## [Saved entries]
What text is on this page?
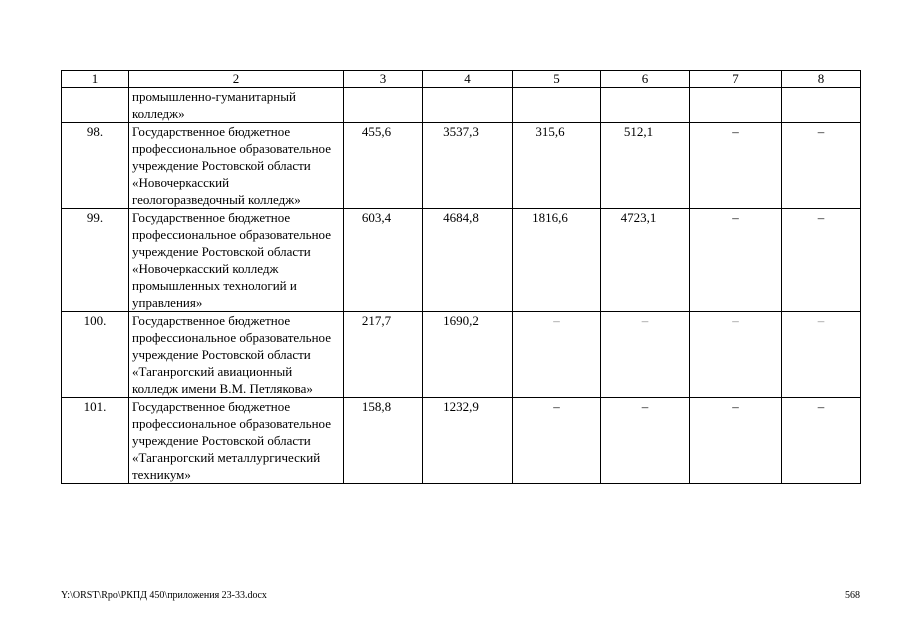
1	2	3	4	5	6	7	8
	промышленно-гуманитарный колледж»						
98.	Государственное бюджетное профессиональное образовательное учреждение Ростовской области «Новочеркасский геологоразведочный колледж»	455,6	3537,3	315,6	512,1	–	–
99.	Государственное бюджетное профессиональное образовательное учреждение Ростовской области «Новочеркасский колледж промышленных технологий и управления»	603,4	4684,8	1816,6	4723,1	–	–
100.	Государственное бюджетное профессиональное образовательное учреждение Ростовской области «Таганрогский авиационный колледж имени В.М. Петлякова»	217,7	1690,2	–	–	–	–
101.	Государственное бюджетное профессиональное образовательное учреждение Ростовской области «Таганрогский металлургический техникум»	158,8	1232,9	–	–	–	–
Y:\ORST\Rpo\РКПД 450\приложения 23-33.docx	568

## [Your task]
Print the listing above in full, exactly as written. Omit any pictures.

## [Solution to this task]
What text is on this page?
1	2	3	4	5	6	7	8
	промышленно-гуманитарный колледж»						
98.	Государственное бюджетное профессиональное образовательное учреждение Ростовской области «Новочеркасский геологоразведочный колледж»	455,6	3537,3	315,6	512,1	–	–
99.	Государственное бюджетное профессиональное образовательное учреждение Ростовской области «Новочеркасский колледж промышленных технологий и управления»	603,4	4684,8	1816,6	4723,1	–	–
100.	Государственное бюджетное профессиональное образовательное учреждение Ростовской области «Таганрогский авиационный колледж имени В.М. Петлякова»	217,7	1690,2	–	–	–	–
101.	Государственное бюджетное профессиональное образовательное учреждение Ростовской области «Таганрогский металлургический техникум»	158,8	1232,9	–	–	–	–
Y:\ORST\Rpo\РКПД 450\приложения 23-33.docx	568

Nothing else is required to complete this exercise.